▶ _What you will do_
Leaving out the pictures, transcribe all of the records faithfully.

═════ Records supplied

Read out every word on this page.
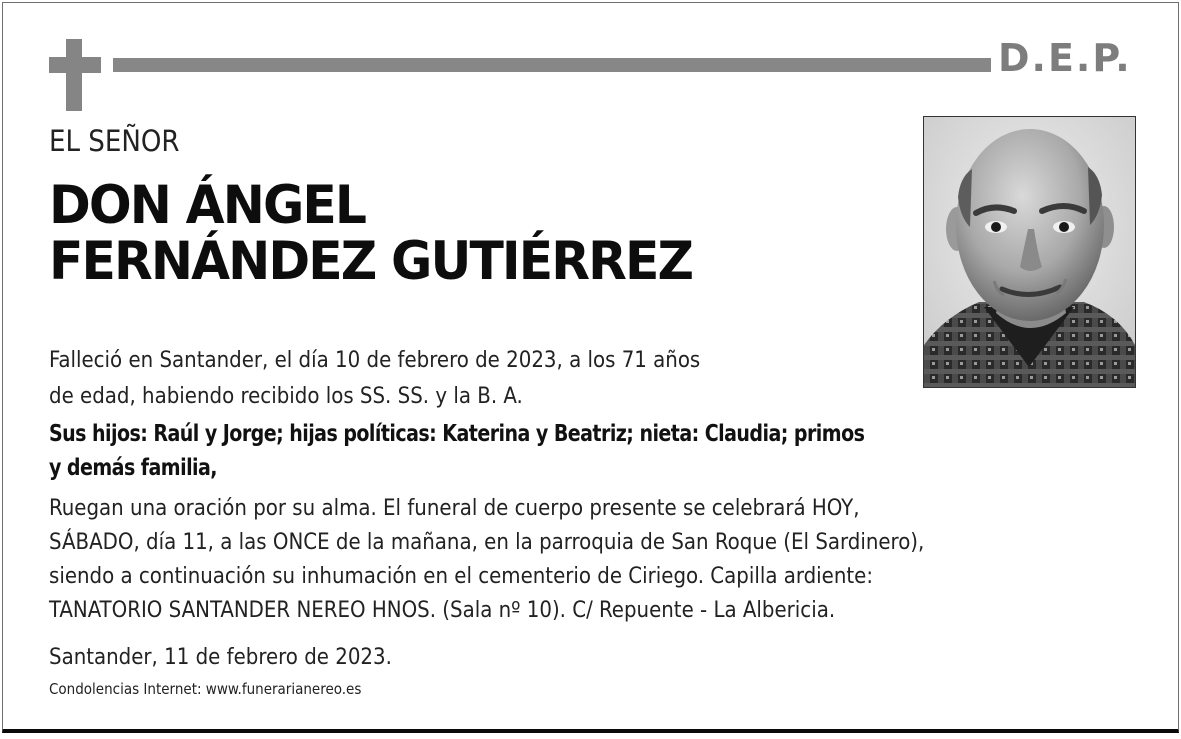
D.E.P.

EL SEÑOR

DON ÁNGEL
FERNÁNDEZ GUTIÉRREZ

Falleció en Santander, el día 10 de febrero de 2023, a los 71 años
de edad, habiendo recibido los SS. SS. y la B. A.

Sus hijos: Raúl y Jorge; hijas políticas: Katerina y Beatriz; nieta: Claudia; primos
y demás familia,

Ruegan una oración por su alma. El funeral de cuerpo presente se celebrará HOY,
SÁBADO, día 11, a las ONCE de la mañana, en la parroquia de San Roque (El Sardinero),
siendo a continuación su inhumación en el cementerio de Ciriego. Capilla ardiente:
TANATORIO SANTANDER NEREO HNOS. (Sala nº 10). C/ Repuente - La Albericia.

Santander, 11 de febrero de 2023.

Condolencias Internet: www.funerarianereo.es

══════════

▶ _Response for this exercise_
Read out every word on this page.
D.E.P.

EL SEÑOR

DON ÁNGEL
FERNÁNDEZ GUTIÉRREZ

Falleció en Santander, el día 10 de febrero de 2023, a los 71 años
de edad, habiendo recibido los SS. SS. y la B. A.

Sus hijos: Raúl y Jorge; hijas políticas: Katerina y Beatriz; nieta: Claudia; primos
y demás familia,

Ruegan una oración por su alma. El funeral de cuerpo presente se celebrará HOY,
SÁBADO, día 11, a las ONCE de la mañana, en la parroquia de San Roque (El Sardinero),
siendo a continuación su inhumación en el cementerio de Ciriego. Capilla ardiente:
TANATORIO SANTANDER NEREO HNOS. (Sala nº 10). C/ Repuente - La Albericia.

Santander, 11 de febrero de 2023.

Condolencias Internet: www.funerarianereo.es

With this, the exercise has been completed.